▶ Objective:
Write out the listing below exactly, and omit any images you find in it.
-- start --
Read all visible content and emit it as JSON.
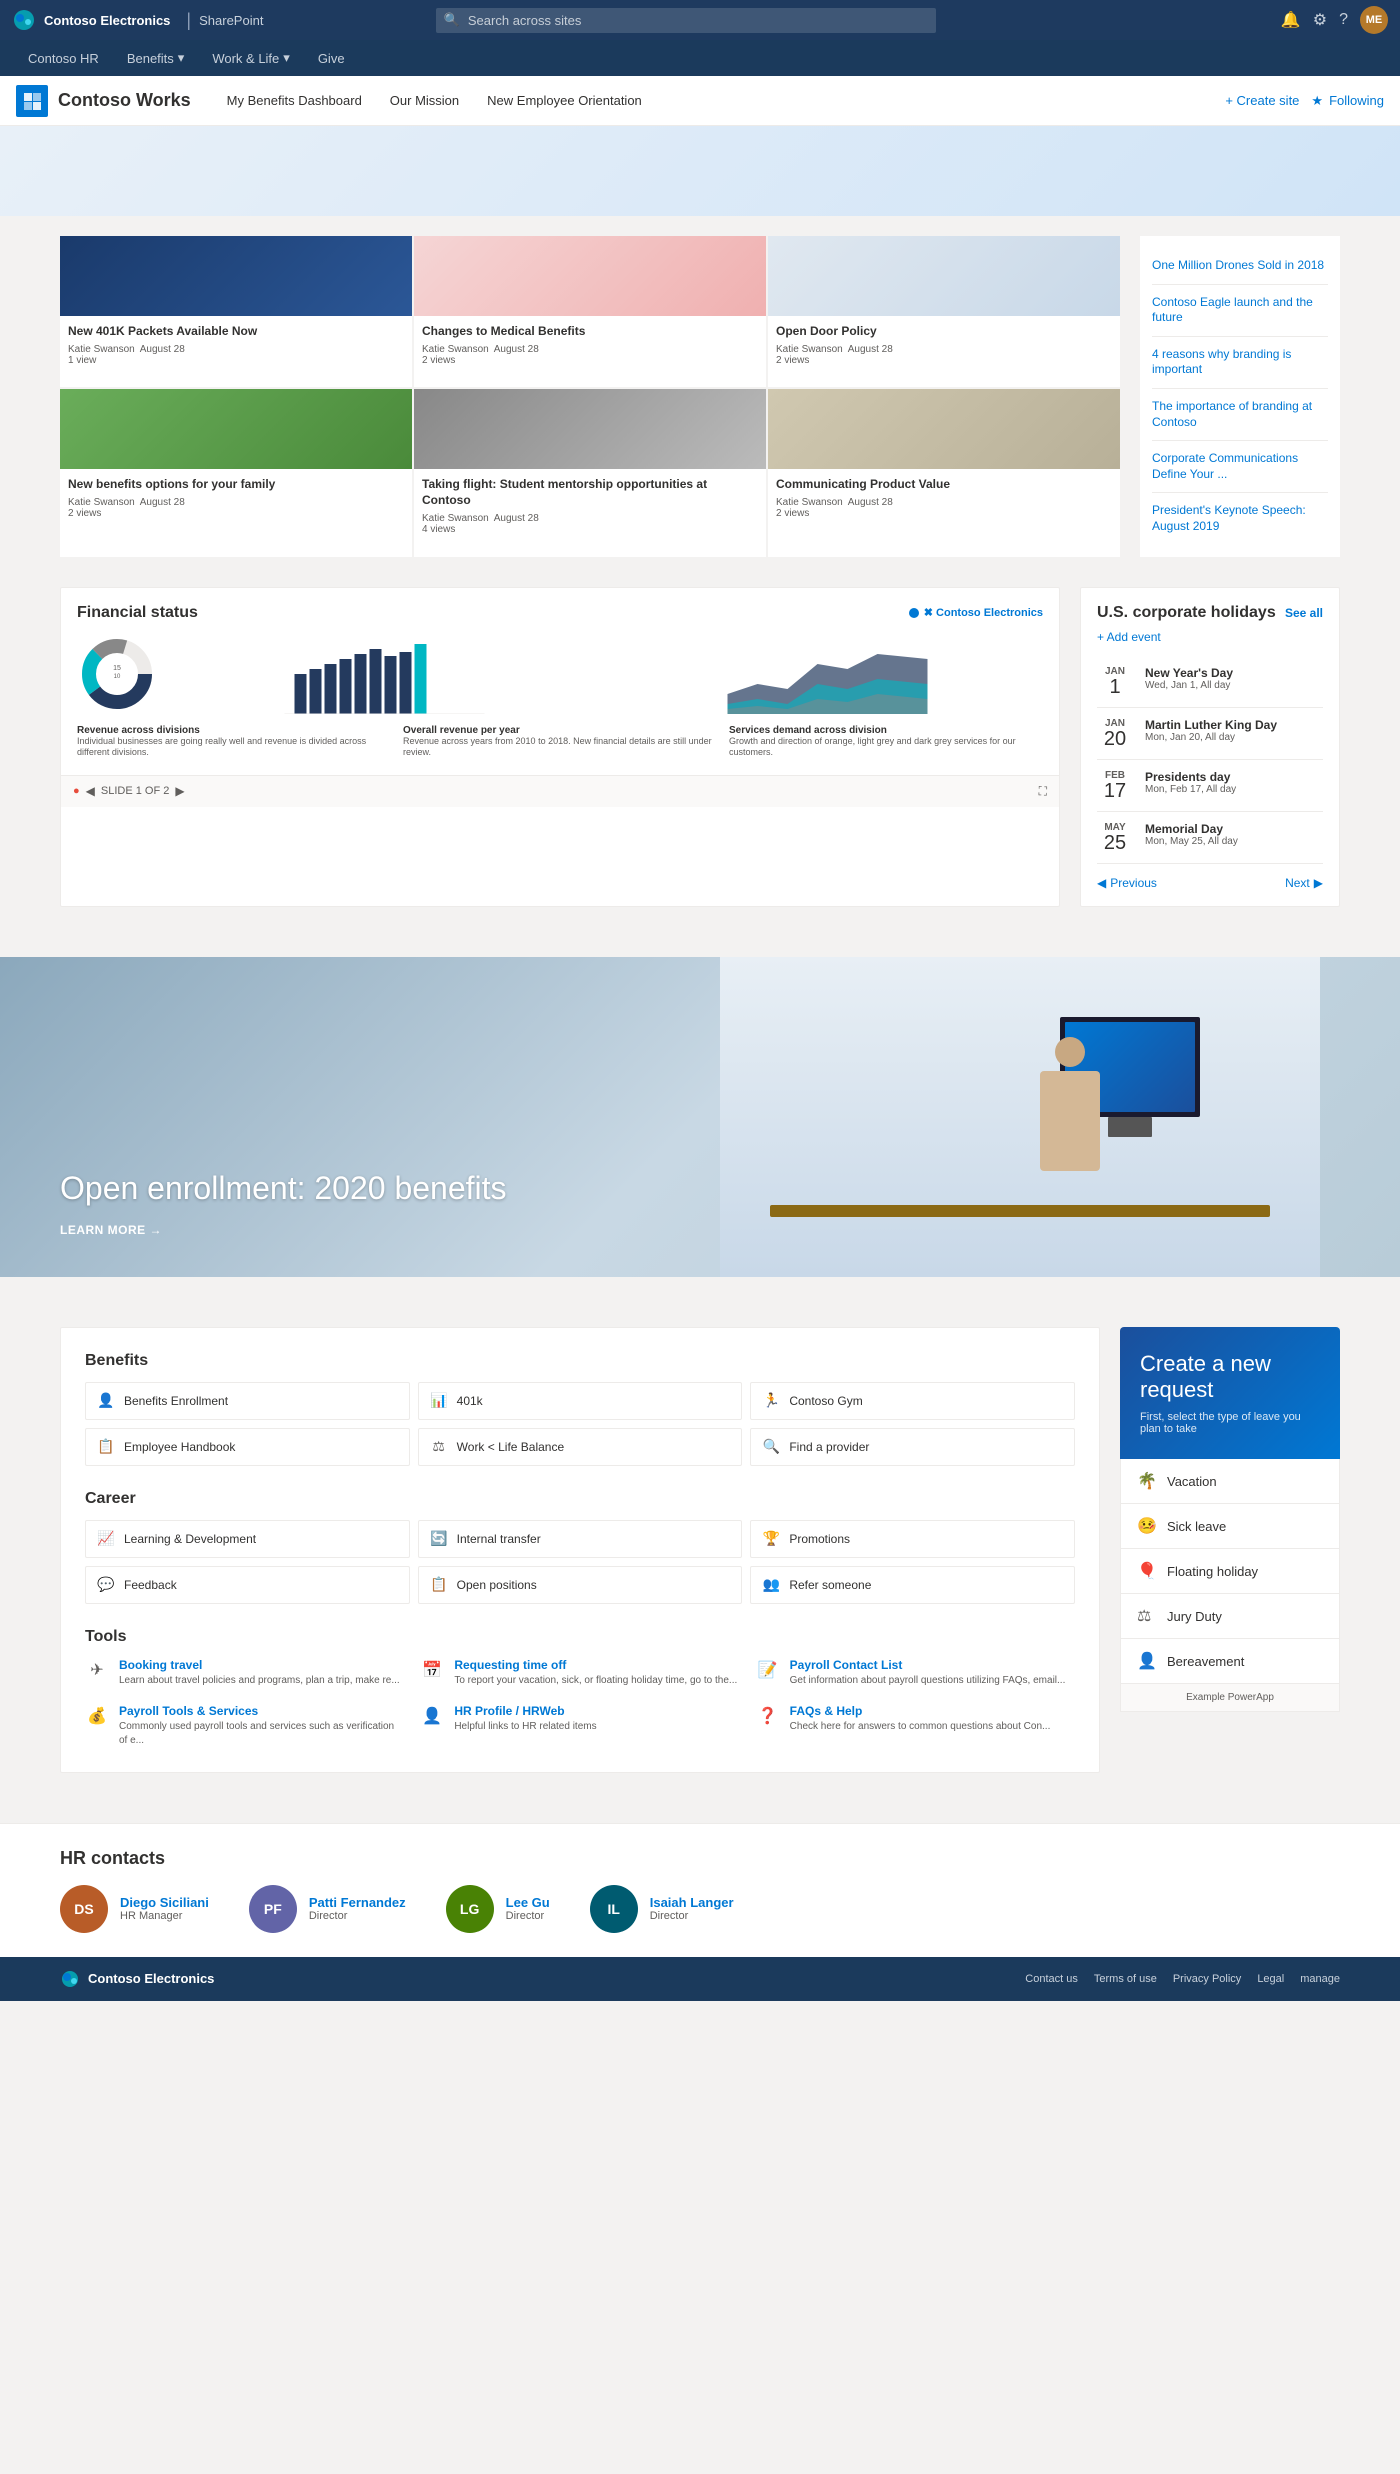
{
  "topNav": {
    "logoText": "Contoso Electronics",
    "divider": "|",
    "sharePointLabel": "SharePoint",
    "searchPlaceholder": "Search across sites",
    "icons": {
      "bell": "🔔",
      "gear": "⚙",
      "help": "?"
    },
    "avatarInitials": "ME"
  },
  "siteNav": {
    "items": [
      {
        "label": "Contoso HR",
        "hasDropdown": false
      },
      {
        "label": "Benefits",
        "hasDropdown": true
      },
      {
        "label": "Work & Life",
        "hasDropdown": true
      },
      {
        "label": "Give",
        "hasDropdown": false
      }
    ]
  },
  "pageNav": {
    "brand": "Contoso Works",
    "links": [
      "My Benefits Dashboard",
      "Our Mission",
      "New Employee Orientation"
    ],
    "createSite": "+ Create site",
    "follow": "Following"
  },
  "news": {
    "items": [
      {
        "title": "New 401K Packets Available Now",
        "author": "Katie Swanson",
        "date": "August 28",
        "views": "1 view",
        "imgType": "blue"
      },
      {
        "title": "Changes to Medical Benefits",
        "author": "Katie Swanson",
        "date": "August 28",
        "views": "2 views",
        "imgType": "baby"
      },
      {
        "title": "Open Door Policy",
        "author": "Katie Swanson",
        "date": "August 28",
        "views": "2 views",
        "imgType": "laptop"
      },
      {
        "title": "New benefits options for your family",
        "author": "Katie Swanson",
        "date": "August 28",
        "views": "2 views",
        "imgType": "family"
      },
      {
        "title": "Taking flight: Student mentorship opportunities at Contoso",
        "author": "Katie Swanson",
        "date": "August 28",
        "views": "4 views",
        "imgType": "meeting"
      },
      {
        "title": "Communicating Product Value",
        "author": "Katie Swanson",
        "date": "August 28",
        "views": "2 views",
        "imgType": "office"
      }
    ],
    "sidebar": [
      "One Million Drones Sold in 2018",
      "Contoso Eagle launch and the future",
      "4 reasons why branding is important",
      "The importance of branding at Contoso",
      "Corporate Communications Define Your ...",
      "President's Keynote Speech: August 2019"
    ]
  },
  "financial": {
    "title": "Financial status",
    "logoText": "✖ Contoso Electronics",
    "captions": [
      {
        "title": "Revenue across divisions",
        "text": "Individual businesses are going really well and revenue is divided across different divisions."
      },
      {
        "title": "Overall revenue per year",
        "text": "Revenue across years from 2010 to 2018. New financial details are still under review."
      },
      {
        "title": "Services demand across division",
        "text": "Growth and direction of orange, light grey and dark grey services for our customers."
      }
    ],
    "slide": "SLIDE 1 OF 2"
  },
  "calendar": {
    "title": "U.S. corporate holidays",
    "seeAll": "See all",
    "addEvent": "+ Add event",
    "events": [
      {
        "month": "JAN",
        "day": "1",
        "name": "New Year's Day",
        "sub": "Wed, Jan 1, All day"
      },
      {
        "month": "JAN",
        "day": "20",
        "name": "Martin Luther King Day",
        "sub": "Mon, Jan 20, All day"
      },
      {
        "month": "FEB",
        "day": "17",
        "name": "Presidents day",
        "sub": "Mon, Feb 17, All day"
      },
      {
        "month": "MAY",
        "day": "25",
        "name": "Memorial Day",
        "sub": "Mon, May 25, All day"
      }
    ],
    "prev": "Previous",
    "next": "Next"
  },
  "heroBanner": {
    "title": "Open enrollment: 2020 benefits",
    "cta": "LEARN MORE →"
  },
  "benefits": {
    "title": "Benefits",
    "links": [
      {
        "icon": "👤",
        "label": "Benefits Enrollment"
      },
      {
        "icon": "📊",
        "label": "401k"
      },
      {
        "icon": "🏃",
        "label": "Contoso Gym"
      },
      {
        "icon": "📋",
        "label": "Employee Handbook"
      },
      {
        "icon": "⚖",
        "label": "Work < Life Balance"
      },
      {
        "icon": "🔍",
        "label": "Find a provider"
      }
    ]
  },
  "career": {
    "title": "Career",
    "links": [
      {
        "icon": "📈",
        "label": "Learning & Development"
      },
      {
        "icon": "🔄",
        "label": "Internal transfer"
      },
      {
        "icon": "🏆",
        "label": "Promotions"
      },
      {
        "icon": "💬",
        "label": "Feedback"
      },
      {
        "icon": "📋",
        "label": "Open positions"
      },
      {
        "icon": "👥",
        "label": "Refer someone"
      }
    ]
  },
  "tools": {
    "title": "Tools",
    "items": [
      {
        "icon": "✈",
        "title": "Booking travel",
        "desc": "Learn about travel policies and programs, plan a trip, make re..."
      },
      {
        "icon": "📅",
        "title": "Requesting time off",
        "desc": "To report your vacation, sick, or floating holiday time, go to the..."
      },
      {
        "icon": "📝",
        "title": "Payroll Contact List",
        "desc": "Get information about payroll questions utilizing FAQs, email..."
      },
      {
        "icon": "💰",
        "title": "Payroll Tools & Services",
        "desc": "Commonly used payroll tools and services such as verification of e..."
      },
      {
        "icon": "👤",
        "title": "HR Profile / HRWeb",
        "desc": "Helpful links to HR related items"
      },
      {
        "icon": "❓",
        "title": "FAQs & Help",
        "desc": "Check here for answers to common questions about Con..."
      }
    ]
  },
  "requestPanel": {
    "title": "Create a new request",
    "subtitle": "First, select the type of leave you plan to take",
    "options": [
      {
        "icon": "🌴",
        "label": "Vacation"
      },
      {
        "icon": "🤒",
        "label": "Sick leave"
      },
      {
        "icon": "🎈",
        "label": "Floating holiday"
      },
      {
        "icon": "⚖",
        "label": "Jury Duty"
      },
      {
        "icon": "👤",
        "label": "Bereavement"
      }
    ],
    "exampleLabel": "Example PowerApp"
  },
  "hrContacts": {
    "title": "HR contacts",
    "contacts": [
      {
        "name": "Diego Siciliani",
        "role": "HR Manager",
        "initials": "DS",
        "color": "#b85c28"
      },
      {
        "name": "Patti Fernandez",
        "role": "Director",
        "initials": "PF",
        "color": "#6264a7"
      },
      {
        "name": "Lee Gu",
        "role": "Director",
        "initials": "LG",
        "color": "#498205"
      },
      {
        "name": "Isaiah Langer",
        "role": "Director",
        "initials": "IL",
        "color": "#005b70"
      }
    ]
  },
  "footer": {
    "logoText": "Contoso Electronics",
    "links": [
      "Contact us",
      "Terms of use",
      "Privacy Policy",
      "Legal",
      "manage"
    ]
  }
}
-- end --
▶ Complete response:
Read all visible content and emit it as JSON.
{
  "topNav": {
    "logoText": "Contoso Electronics",
    "divider": "|",
    "sharePointLabel": "SharePoint",
    "searchPlaceholder": "Search across sites",
    "icons": {
      "bell": "🔔",
      "gear": "⚙",
      "help": "?"
    },
    "avatarInitials": "ME"
  },
  "siteNav": {
    "items": [
      {
        "label": "Contoso HR",
        "hasDropdown": false
      },
      {
        "label": "Benefits",
        "hasDropdown": true
      },
      {
        "label": "Work & Life",
        "hasDropdown": true
      },
      {
        "label": "Give",
        "hasDropdown": false
      }
    ]
  },
  "pageNav": {
    "brand": "Contoso Works",
    "links": [
      "My Benefits Dashboard",
      "Our Mission",
      "New Employee Orientation"
    ],
    "createSite": "+ Create site",
    "follow": "Following"
  },
  "news": {
    "items": [
      {
        "title": "New 401K Packets Available Now",
        "author": "Katie Swanson",
        "date": "August 28",
        "views": "1 view",
        "imgType": "blue"
      },
      {
        "title": "Changes to Medical Benefits",
        "author": "Katie Swanson",
        "date": "August 28",
        "views": "2 views",
        "imgType": "baby"
      },
      {
        "title": "Open Door Policy",
        "author": "Katie Swanson",
        "date": "August 28",
        "views": "2 views",
        "imgType": "laptop"
      },
      {
        "title": "New benefits options for your family",
        "author": "Katie Swanson",
        "date": "August 28",
        "views": "2 views",
        "imgType": "family"
      },
      {
        "title": "Taking flight: Student mentorship opportunities at Contoso",
        "author": "Katie Swanson",
        "date": "August 28",
        "views": "4 views",
        "imgType": "meeting"
      },
      {
        "title": "Communicating Product Value",
        "author": "Katie Swanson",
        "date": "August 28",
        "views": "2 views",
        "imgType": "office"
      }
    ],
    "sidebar": [
      "One Million Drones Sold in 2018",
      "Contoso Eagle launch and the future",
      "4 reasons why branding is important",
      "The importance of branding at Contoso",
      "Corporate Communications Define Your ...",
      "President's Keynote Speech: August 2019"
    ]
  },
  "financial": {
    "title": "Financial status",
    "logoText": "✖ Contoso Electronics",
    "captions": [
      {
        "title": "Revenue across divisions",
        "text": "Individual businesses are going really well and revenue is divided across different divisions."
      },
      {
        "title": "Overall revenue per year",
        "text": "Revenue across years from 2010 to 2018. New financial details are still under review."
      },
      {
        "title": "Services demand across division",
        "text": "Growth and direction of orange, light grey and dark grey services for our customers."
      }
    ],
    "slide": "SLIDE 1 OF 2"
  },
  "calendar": {
    "title": "U.S. corporate holidays",
    "seeAll": "See all",
    "addEvent": "+ Add event",
    "events": [
      {
        "month": "JAN",
        "day": "1",
        "name": "New Year's Day",
        "sub": "Wed, Jan 1, All day"
      },
      {
        "month": "JAN",
        "day": "20",
        "name": "Martin Luther King Day",
        "sub": "Mon, Jan 20, All day"
      },
      {
        "month": "FEB",
        "day": "17",
        "name": "Presidents day",
        "sub": "Mon, Feb 17, All day"
      },
      {
        "month": "MAY",
        "day": "25",
        "name": "Memorial Day",
        "sub": "Mon, May 25, All day"
      }
    ],
    "prev": "Previous",
    "next": "Next"
  },
  "heroBanner": {
    "title": "Open enrollment: 2020 benefits",
    "cta": "LEARN MORE →"
  },
  "benefits": {
    "title": "Benefits",
    "links": [
      {
        "icon": "👤",
        "label": "Benefits Enrollment"
      },
      {
        "icon": "📊",
        "label": "401k"
      },
      {
        "icon": "🏃",
        "label": "Contoso Gym"
      },
      {
        "icon": "📋",
        "label": "Employee Handbook"
      },
      {
        "icon": "⚖",
        "label": "Work < Life Balance"
      },
      {
        "icon": "🔍",
        "label": "Find a provider"
      }
    ]
  },
  "career": {
    "title": "Career",
    "links": [
      {
        "icon": "📈",
        "label": "Learning & Development"
      },
      {
        "icon": "🔄",
        "label": "Internal transfer"
      },
      {
        "icon": "🏆",
        "label": "Promotions"
      },
      {
        "icon": "💬",
        "label": "Feedback"
      },
      {
        "icon": "📋",
        "label": "Open positions"
      },
      {
        "icon": "👥",
        "label": "Refer someone"
      }
    ]
  },
  "tools": {
    "title": "Tools",
    "items": [
      {
        "icon": "✈",
        "title": "Booking travel",
        "desc": "Learn about travel policies and programs, plan a trip, make re..."
      },
      {
        "icon": "📅",
        "title": "Requesting time off",
        "desc": "To report your vacation, sick, or floating holiday time, go to the..."
      },
      {
        "icon": "📝",
        "title": "Payroll Contact List",
        "desc": "Get information about payroll questions utilizing FAQs, email..."
      },
      {
        "icon": "💰",
        "title": "Payroll Tools & Services",
        "desc": "Commonly used payroll tools and services such as verification of e..."
      },
      {
        "icon": "👤",
        "title": "HR Profile / HRWeb",
        "desc": "Helpful links to HR related items"
      },
      {
        "icon": "❓",
        "title": "FAQs & Help",
        "desc": "Check here for answers to common questions about Con..."
      }
    ]
  },
  "requestPanel": {
    "title": "Create a new request",
    "subtitle": "First, select the type of leave you plan to take",
    "options": [
      {
        "icon": "🌴",
        "label": "Vacation"
      },
      {
        "icon": "🤒",
        "label": "Sick leave"
      },
      {
        "icon": "🎈",
        "label": "Floating holiday"
      },
      {
        "icon": "⚖",
        "label": "Jury Duty"
      },
      {
        "icon": "👤",
        "label": "Bereavement"
      }
    ],
    "exampleLabel": "Example PowerApp"
  },
  "hrContacts": {
    "title": "HR contacts",
    "contacts": [
      {
        "name": "Diego Siciliani",
        "role": "HR Manager",
        "initials": "DS",
        "color": "#b85c28"
      },
      {
        "name": "Patti Fernandez",
        "role": "Director",
        "initials": "PF",
        "color": "#6264a7"
      },
      {
        "name": "Lee Gu",
        "role": "Director",
        "initials": "LG",
        "color": "#498205"
      },
      {
        "name": "Isaiah Langer",
        "role": "Director",
        "initials": "IL",
        "color": "#005b70"
      }
    ]
  },
  "footer": {
    "logoText": "Contoso Electronics",
    "links": [
      "Contact us",
      "Terms of use",
      "Privacy Policy",
      "Legal",
      "manage"
    ]
  }
}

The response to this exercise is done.